Please replace "chevron-right-icon" with "arrow-right-icon" throughout the items below, leaving every other part of the lines unchanged. Omit the pictures from your answer.

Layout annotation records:
** Start **
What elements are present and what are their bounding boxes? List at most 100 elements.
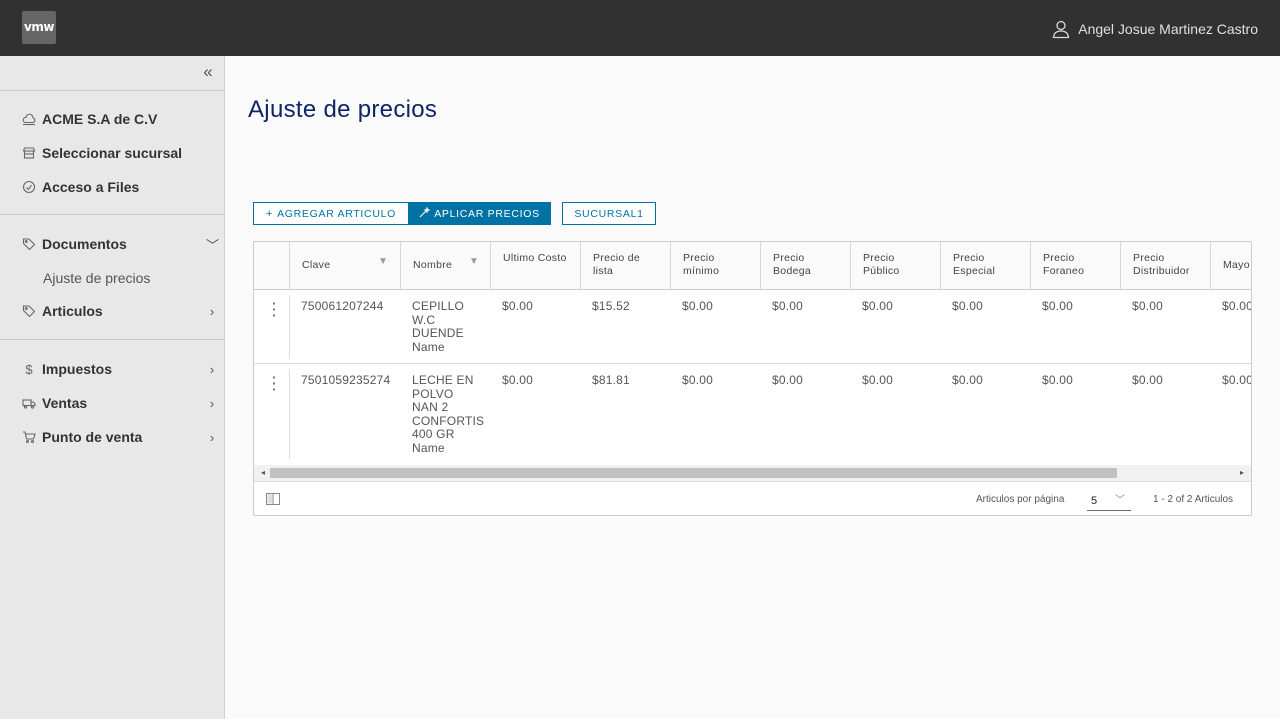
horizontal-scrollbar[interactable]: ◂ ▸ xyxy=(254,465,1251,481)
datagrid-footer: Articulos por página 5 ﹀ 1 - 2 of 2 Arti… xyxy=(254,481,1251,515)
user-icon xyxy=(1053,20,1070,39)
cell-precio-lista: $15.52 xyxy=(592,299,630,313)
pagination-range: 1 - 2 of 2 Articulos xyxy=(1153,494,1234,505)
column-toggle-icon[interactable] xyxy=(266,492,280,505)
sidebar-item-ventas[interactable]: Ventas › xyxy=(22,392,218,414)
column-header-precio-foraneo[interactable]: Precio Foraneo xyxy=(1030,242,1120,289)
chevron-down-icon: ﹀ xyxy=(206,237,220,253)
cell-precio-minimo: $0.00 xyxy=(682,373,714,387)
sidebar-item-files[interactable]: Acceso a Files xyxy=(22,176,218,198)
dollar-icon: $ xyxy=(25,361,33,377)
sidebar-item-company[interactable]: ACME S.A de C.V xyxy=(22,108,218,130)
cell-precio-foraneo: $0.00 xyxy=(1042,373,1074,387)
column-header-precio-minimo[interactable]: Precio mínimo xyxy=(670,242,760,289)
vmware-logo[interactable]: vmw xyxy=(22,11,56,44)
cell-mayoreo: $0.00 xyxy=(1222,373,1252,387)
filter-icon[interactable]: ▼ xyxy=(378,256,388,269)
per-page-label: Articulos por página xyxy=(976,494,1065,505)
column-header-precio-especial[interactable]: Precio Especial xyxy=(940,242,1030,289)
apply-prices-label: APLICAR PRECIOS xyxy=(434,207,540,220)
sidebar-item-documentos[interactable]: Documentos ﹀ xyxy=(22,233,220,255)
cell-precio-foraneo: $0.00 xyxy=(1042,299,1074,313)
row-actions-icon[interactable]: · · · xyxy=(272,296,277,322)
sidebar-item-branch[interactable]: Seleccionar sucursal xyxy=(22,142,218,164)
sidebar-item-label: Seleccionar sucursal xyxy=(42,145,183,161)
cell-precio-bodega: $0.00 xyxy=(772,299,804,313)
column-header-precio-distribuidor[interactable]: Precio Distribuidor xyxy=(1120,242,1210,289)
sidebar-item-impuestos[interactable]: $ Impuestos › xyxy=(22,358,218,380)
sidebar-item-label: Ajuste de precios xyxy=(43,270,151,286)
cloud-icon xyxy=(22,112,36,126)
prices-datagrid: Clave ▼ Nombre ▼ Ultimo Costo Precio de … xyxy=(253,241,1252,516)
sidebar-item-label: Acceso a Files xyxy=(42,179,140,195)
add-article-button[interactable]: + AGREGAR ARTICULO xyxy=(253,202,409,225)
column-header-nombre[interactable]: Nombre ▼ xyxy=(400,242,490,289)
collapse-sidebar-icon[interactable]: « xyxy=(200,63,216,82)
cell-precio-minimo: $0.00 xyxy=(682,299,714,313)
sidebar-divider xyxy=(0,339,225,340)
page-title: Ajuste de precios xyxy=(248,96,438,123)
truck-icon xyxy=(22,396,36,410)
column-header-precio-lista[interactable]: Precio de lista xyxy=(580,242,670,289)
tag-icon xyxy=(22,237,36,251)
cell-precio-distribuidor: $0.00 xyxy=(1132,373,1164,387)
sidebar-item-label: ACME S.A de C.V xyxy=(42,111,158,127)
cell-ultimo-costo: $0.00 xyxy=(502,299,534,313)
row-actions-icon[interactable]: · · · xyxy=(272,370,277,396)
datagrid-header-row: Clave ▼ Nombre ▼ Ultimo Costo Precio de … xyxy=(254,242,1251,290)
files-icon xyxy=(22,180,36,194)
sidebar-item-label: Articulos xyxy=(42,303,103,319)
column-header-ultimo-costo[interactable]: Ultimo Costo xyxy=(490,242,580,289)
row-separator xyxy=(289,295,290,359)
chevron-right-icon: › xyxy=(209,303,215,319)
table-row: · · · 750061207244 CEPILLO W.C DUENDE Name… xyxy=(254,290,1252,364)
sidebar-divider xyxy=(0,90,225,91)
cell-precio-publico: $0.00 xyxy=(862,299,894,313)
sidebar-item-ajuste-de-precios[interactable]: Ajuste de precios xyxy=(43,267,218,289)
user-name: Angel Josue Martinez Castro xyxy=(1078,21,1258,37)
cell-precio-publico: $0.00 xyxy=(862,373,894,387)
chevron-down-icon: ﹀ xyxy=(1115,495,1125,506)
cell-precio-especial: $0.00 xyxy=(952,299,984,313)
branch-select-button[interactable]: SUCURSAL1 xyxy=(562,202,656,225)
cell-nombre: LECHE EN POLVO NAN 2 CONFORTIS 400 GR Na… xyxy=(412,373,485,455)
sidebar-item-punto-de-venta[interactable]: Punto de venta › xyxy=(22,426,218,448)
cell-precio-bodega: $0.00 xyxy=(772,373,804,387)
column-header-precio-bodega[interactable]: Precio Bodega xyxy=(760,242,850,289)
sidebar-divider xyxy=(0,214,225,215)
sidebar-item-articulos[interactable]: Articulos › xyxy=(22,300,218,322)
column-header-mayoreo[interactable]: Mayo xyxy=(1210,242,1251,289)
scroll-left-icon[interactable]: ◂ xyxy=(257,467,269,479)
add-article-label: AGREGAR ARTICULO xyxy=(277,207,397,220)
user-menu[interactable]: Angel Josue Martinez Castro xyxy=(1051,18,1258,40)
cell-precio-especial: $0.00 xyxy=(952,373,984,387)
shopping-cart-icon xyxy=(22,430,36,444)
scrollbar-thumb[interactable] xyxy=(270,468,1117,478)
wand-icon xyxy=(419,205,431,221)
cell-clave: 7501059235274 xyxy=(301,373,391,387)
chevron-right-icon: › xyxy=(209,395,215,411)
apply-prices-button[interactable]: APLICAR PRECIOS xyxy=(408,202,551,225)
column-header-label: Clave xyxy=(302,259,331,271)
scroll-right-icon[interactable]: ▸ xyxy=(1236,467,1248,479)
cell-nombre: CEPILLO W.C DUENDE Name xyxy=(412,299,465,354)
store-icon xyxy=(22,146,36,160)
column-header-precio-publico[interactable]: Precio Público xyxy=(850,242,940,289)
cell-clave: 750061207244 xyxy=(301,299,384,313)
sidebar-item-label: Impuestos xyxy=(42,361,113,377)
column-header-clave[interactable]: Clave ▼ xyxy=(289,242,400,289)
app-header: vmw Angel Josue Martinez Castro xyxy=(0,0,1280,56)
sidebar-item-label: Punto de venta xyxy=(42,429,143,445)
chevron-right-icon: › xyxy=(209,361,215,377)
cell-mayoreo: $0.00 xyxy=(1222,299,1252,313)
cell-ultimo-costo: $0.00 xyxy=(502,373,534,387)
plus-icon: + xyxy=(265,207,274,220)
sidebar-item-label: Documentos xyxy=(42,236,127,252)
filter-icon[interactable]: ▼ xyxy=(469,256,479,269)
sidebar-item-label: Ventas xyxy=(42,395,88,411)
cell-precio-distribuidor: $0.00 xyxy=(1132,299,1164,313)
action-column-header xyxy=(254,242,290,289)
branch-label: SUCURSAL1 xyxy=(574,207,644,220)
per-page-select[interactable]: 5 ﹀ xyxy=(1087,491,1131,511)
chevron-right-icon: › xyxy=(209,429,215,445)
** End **
* Result below *
What elements are present and what are their bounding boxes? List at most 100 elements.
horizontal-scrollbar[interactable]: ◂ ▸ xyxy=(254,465,1251,481)
datagrid-footer: Articulos por página 5 ﹀ 1 - 2 of 2 Arti… xyxy=(254,481,1251,515)
user-icon xyxy=(1053,20,1070,39)
cell-precio-lista: $15.52 xyxy=(592,299,630,313)
pagination-range: 1 - 2 of 2 Articulos xyxy=(1153,494,1234,505)
column-toggle-icon[interactable] xyxy=(266,492,280,505)
sidebar-item-ventas[interactable]: Ventas › xyxy=(22,392,218,414)
column-header-precio-foraneo[interactable]: Precio Foraneo xyxy=(1030,242,1120,289)
chevron-down-icon: ﹀ xyxy=(206,237,220,253)
cell-precio-minimo: $0.00 xyxy=(682,373,714,387)
sidebar-item-files[interactable]: Acceso a Files xyxy=(22,176,218,198)
dollar-icon: $ xyxy=(25,361,33,377)
sidebar-item-company[interactable]: ACME S.A de C.V xyxy=(22,108,218,130)
cell-precio-foraneo: $0.00 xyxy=(1042,373,1074,387)
column-header-precio-minimo[interactable]: Precio mínimo xyxy=(670,242,760,289)
vmware-logo[interactable]: vmw xyxy=(22,11,56,44)
cell-mayoreo: $0.00 xyxy=(1222,373,1252,387)
filter-icon[interactable]: ▼ xyxy=(378,256,388,269)
per-page-label: Articulos por página xyxy=(976,494,1065,505)
column-header-precio-especial[interactable]: Precio Especial xyxy=(940,242,1030,289)
apply-prices-label: APLICAR PRECIOS xyxy=(434,207,540,220)
sidebar-item-documentos[interactable]: Documentos ﹀ xyxy=(22,233,220,255)
cell-precio-foraneo: $0.00 xyxy=(1042,299,1074,313)
row-actions-icon[interactable]: · · · xyxy=(272,296,277,322)
sidebar-item-branch[interactable]: Seleccionar sucursal xyxy=(22,142,218,164)
sidebar-item-label: Seleccionar sucursal xyxy=(42,145,183,161)
cell-precio-bodega: $0.00 xyxy=(772,299,804,313)
column-header-precio-distribuidor[interactable]: Precio Distribuidor xyxy=(1120,242,1210,289)
sidebar-item-impuestos[interactable]: $ Impuestos › xyxy=(22,358,218,380)
sidebar-item-label: Ajuste de precios xyxy=(43,270,151,286)
cloud-icon xyxy=(22,112,36,126)
prices-datagrid: Clave ▼ Nombre ▼ Ultimo Costo Precio de … xyxy=(253,241,1252,516)
sidebar-item-label: Acceso a Files xyxy=(42,179,140,195)
add-article-button[interactable]: + AGREGAR ARTICULO xyxy=(253,202,409,225)
column-header-nombre[interactable]: Nombre ▼ xyxy=(400,242,490,289)
collapse-sidebar-icon[interactable]: « xyxy=(200,63,216,82)
cell-precio-minimo: $0.00 xyxy=(682,299,714,313)
sidebar-divider xyxy=(0,339,225,340)
page-title: Ajuste de precios xyxy=(248,96,438,123)
truck-icon xyxy=(22,396,36,410)
column-header-precio-lista[interactable]: Precio de lista xyxy=(580,242,670,289)
tag-icon xyxy=(22,237,36,251)
cell-precio-distribuidor: $0.00 xyxy=(1132,373,1164,387)
sidebar-item-label: ACME S.A de C.V xyxy=(42,111,158,127)
cell-ultimo-costo: $0.00 xyxy=(502,299,534,313)
row-actions-icon[interactable]: · · · xyxy=(272,370,277,396)
datagrid-header-row: Clave ▼ Nombre ▼ Ultimo Costo Precio de … xyxy=(254,242,1251,290)
files-icon xyxy=(22,180,36,194)
sidebar-item-label: Articulos xyxy=(42,303,103,319)
column-header-ultimo-costo[interactable]: Ultimo Costo xyxy=(490,242,580,289)
row-separator xyxy=(289,295,290,359)
arrow-right-icon: › xyxy=(209,303,215,319)
table-row: · · · 750061207244 CEPILLO W.C DUENDE Name… xyxy=(254,290,1252,364)
sidebar-divider xyxy=(0,90,225,91)
cell-precio-publico: $0.00 xyxy=(862,299,894,313)
sidebar-item-ajuste-de-precios[interactable]: Ajuste de precios xyxy=(43,267,218,289)
user-name: Angel Josue Martinez Castro xyxy=(1078,21,1258,37)
cell-precio-publico: $0.00 xyxy=(862,373,894,387)
chevron-down-icon: ﹀ xyxy=(1115,495,1125,506)
cell-precio-especial: $0.00 xyxy=(952,299,984,313)
branch-select-button[interactable]: SUCURSAL1 xyxy=(562,202,656,225)
cell-nombre: LECHE EN POLVO NAN 2 CONFORTIS 400 GR Na… xyxy=(412,373,485,455)
sidebar-item-punto-de-venta[interactable]: Punto de venta › xyxy=(22,426,218,448)
cell-precio-bodega: $0.00 xyxy=(772,373,804,387)
column-header-precio-bodega[interactable]: Precio Bodega xyxy=(760,242,850,289)
sidebar-divider xyxy=(0,214,225,215)
sidebar-item-articulos[interactable]: Articulos › xyxy=(22,300,218,322)
column-header-mayoreo[interactable]: Mayo xyxy=(1210,242,1251,289)
scroll-left-icon[interactable]: ◂ xyxy=(257,467,269,479)
add-article-label: AGREGAR ARTICULO xyxy=(277,207,397,220)
user-menu[interactable]: Angel Josue Martinez Castro xyxy=(1051,18,1258,40)
cell-precio-especial: $0.00 xyxy=(952,373,984,387)
shopping-cart-icon xyxy=(22,430,36,444)
scrollbar-thumb[interactable] xyxy=(270,468,1117,478)
wand-icon xyxy=(419,205,431,221)
cell-clave: 7501059235274 xyxy=(301,373,391,387)
arrow-right-icon: › xyxy=(209,395,215,411)
apply-prices-button[interactable]: APLICAR PRECIOS xyxy=(408,202,551,225)
column-header-label: Clave xyxy=(302,259,331,271)
scroll-right-icon[interactable]: ▸ xyxy=(1236,467,1248,479)
cell-nombre: CEPILLO W.C DUENDE Name xyxy=(412,299,465,354)
store-icon xyxy=(22,146,36,160)
column-header-precio-publico[interactable]: Precio Público xyxy=(850,242,940,289)
cell-clave: 750061207244 xyxy=(301,299,384,313)
sidebar-item-label: Impuestos xyxy=(42,361,113,377)
column-header-clave[interactable]: Clave ▼ xyxy=(289,242,400,289)
app-header: vmw Angel Josue Martinez Castro xyxy=(0,0,1280,56)
sidebar-item-label: Punto de venta xyxy=(42,429,143,445)
arrow-right-icon: › xyxy=(209,361,215,377)
cell-mayoreo: $0.00 xyxy=(1222,299,1252,313)
cell-ultimo-costo: $0.00 xyxy=(502,373,534,387)
plus-icon: + xyxy=(265,207,274,220)
sidebar-item-label: Documentos xyxy=(42,236,127,252)
filter-icon[interactable]: ▼ xyxy=(469,256,479,269)
sidebar-item-label: Ventas xyxy=(42,395,88,411)
cell-precio-distribuidor: $0.00 xyxy=(1132,299,1164,313)
action-column-header xyxy=(254,242,290,289)
branch-label: SUCURSAL1 xyxy=(574,207,644,220)
per-page-select[interactable]: 5 ﹀ xyxy=(1087,491,1131,511)
arrow-right-icon: › xyxy=(209,429,215,445)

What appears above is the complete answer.